■ Data excerpts ■
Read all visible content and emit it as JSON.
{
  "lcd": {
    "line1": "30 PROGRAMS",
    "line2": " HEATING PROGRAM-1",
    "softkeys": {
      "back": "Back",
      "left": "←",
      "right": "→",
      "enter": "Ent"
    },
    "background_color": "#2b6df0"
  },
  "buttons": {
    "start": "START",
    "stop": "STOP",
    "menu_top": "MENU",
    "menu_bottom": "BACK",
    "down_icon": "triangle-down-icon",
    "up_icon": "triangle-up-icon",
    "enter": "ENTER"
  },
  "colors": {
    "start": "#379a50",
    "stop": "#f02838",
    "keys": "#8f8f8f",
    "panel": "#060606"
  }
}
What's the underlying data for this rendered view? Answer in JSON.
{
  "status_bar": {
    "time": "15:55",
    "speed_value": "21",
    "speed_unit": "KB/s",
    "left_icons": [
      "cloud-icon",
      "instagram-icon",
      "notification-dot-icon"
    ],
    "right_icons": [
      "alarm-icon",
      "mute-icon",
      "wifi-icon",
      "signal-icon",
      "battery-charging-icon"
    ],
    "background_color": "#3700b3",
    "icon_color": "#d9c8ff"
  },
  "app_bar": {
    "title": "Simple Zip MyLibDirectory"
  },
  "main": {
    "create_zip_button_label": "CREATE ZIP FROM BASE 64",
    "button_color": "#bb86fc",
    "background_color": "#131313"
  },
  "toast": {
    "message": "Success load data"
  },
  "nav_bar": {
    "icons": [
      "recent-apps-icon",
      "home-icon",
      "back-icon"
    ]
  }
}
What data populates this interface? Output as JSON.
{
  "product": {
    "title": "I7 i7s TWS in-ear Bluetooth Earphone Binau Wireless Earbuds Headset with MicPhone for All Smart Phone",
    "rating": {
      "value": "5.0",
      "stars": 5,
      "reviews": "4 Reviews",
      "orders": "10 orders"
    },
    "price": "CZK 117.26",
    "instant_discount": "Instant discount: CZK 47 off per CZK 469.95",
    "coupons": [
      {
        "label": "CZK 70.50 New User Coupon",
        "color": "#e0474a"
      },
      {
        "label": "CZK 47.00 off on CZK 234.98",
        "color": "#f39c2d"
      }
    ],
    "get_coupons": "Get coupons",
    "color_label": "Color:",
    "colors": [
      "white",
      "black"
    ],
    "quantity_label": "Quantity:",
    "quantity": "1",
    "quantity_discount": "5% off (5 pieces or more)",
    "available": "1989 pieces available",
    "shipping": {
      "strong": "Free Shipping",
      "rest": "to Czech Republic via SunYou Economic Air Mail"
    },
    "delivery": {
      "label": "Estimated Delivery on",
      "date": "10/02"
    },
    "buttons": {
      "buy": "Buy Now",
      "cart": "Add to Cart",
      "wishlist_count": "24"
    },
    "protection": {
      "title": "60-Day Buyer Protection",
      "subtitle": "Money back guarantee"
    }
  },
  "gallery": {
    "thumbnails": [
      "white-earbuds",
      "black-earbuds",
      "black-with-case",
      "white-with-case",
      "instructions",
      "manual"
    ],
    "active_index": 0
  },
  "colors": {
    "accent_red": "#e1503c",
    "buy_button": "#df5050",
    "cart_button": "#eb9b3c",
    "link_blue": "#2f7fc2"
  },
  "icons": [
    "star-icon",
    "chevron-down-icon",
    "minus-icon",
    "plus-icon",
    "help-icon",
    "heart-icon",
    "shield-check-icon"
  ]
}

■ What is expected ■
Reproduce the full listing exactly.

■ Exercise solution ■
Read all visible content and emit it as JSON.
{
  "lcd": {
    "line1": "30 PROGRAMS",
    "line2": " HEATING PROGRAM-1",
    "softkeys": {
      "back": "Back",
      "left": "←",
      "right": "→",
      "enter": "Ent"
    },
    "background_color": "#2b6df0"
  },
  "buttons": {
    "start": "START",
    "stop": "STOP",
    "menu_top": "MENU",
    "menu_bottom": "BACK",
    "down_icon": "triangle-down-icon",
    "up_icon": "triangle-up-icon",
    "enter": "ENTER"
  },
  "colors": {
    "start": "#379a50",
    "stop": "#f02838",
    "keys": "#8f8f8f",
    "panel": "#060606"
  }
}
What's the underlying data for this rendered view? Answer in JSON.
{
  "status_bar": {
    "time": "15:55",
    "speed_value": "21",
    "speed_unit": "KB/s",
    "left_icons": [
      "cloud-icon",
      "instagram-icon",
      "notification-dot-icon"
    ],
    "right_icons": [
      "alarm-icon",
      "mute-icon",
      "wifi-icon",
      "signal-icon",
      "battery-charging-icon"
    ],
    "background_color": "#3700b3",
    "icon_color": "#d9c8ff"
  },
  "app_bar": {
    "title": "Simple Zip MyLibDirectory"
  },
  "main": {
    "create_zip_button_label": "CREATE ZIP FROM BASE 64",
    "button_color": "#bb86fc",
    "background_color": "#131313"
  },
  "toast": {
    "message": "Success load data"
  },
  "nav_bar": {
    "icons": [
      "recent-apps-icon",
      "home-icon",
      "back-icon"
    ]
  }
}
What data populates this interface? Output as JSON.
{
  "product": {
    "title": "I7 i7s TWS in-ear Bluetooth Earphone Binau Wireless Earbuds Headset with MicPhone for All Smart Phone",
    "rating": {
      "value": "5.0",
      "stars": 5,
      "reviews": "4 Reviews",
      "orders": "10 orders"
    },
    "price": "CZK 117.26",
    "instant_discount": "Instant discount: CZK 47 off per CZK 469.95",
    "coupons": [
      {
        "label": "CZK 70.50 New User Coupon",
        "color": "#e0474a"
      },
      {
        "label": "CZK 47.00 off on CZK 234.98",
        "color": "#f39c2d"
      }
    ],
    "get_coupons": "Get coupons",
    "color_label": "Color:",
    "colors": [
      "white",
      "black"
    ],
    "quantity_label": "Quantity:",
    "quantity": "1",
    "quantity_discount": "5% off (5 pieces or more)",
    "available": "1989 pieces available",
    "shipping": {
      "strong": "Free Shipping",
      "rest": "to Czech Republic via SunYou Economic Air Mail"
    },
    "delivery": {
      "label": "Estimated Delivery on",
      "date": "10/02"
    },
    "buttons": {
      "buy": "Buy Now",
      "cart": "Add to Cart",
      "wishlist_count": "24"
    },
    "protection": {
      "title": "60-Day Buyer Protection",
      "subtitle": "Money back guarantee"
    }
  },
  "gallery": {
    "thumbnails": [
      "white-earbuds",
      "black-earbuds",
      "black-with-case",
      "white-with-case",
      "instructions",
      "manual"
    ],
    "active_index": 0
  },
  "colors": {
    "accent_red": "#e1503c",
    "buy_button": "#df5050",
    "cart_button": "#eb9b3c",
    "link_blue": "#2f7fc2"
  },
  "icons": [
    "star-icon",
    "chevron-down-icon",
    "minus-icon",
    "plus-icon",
    "help-icon",
    "heart-icon",
    "shield-check-icon"
  ]
}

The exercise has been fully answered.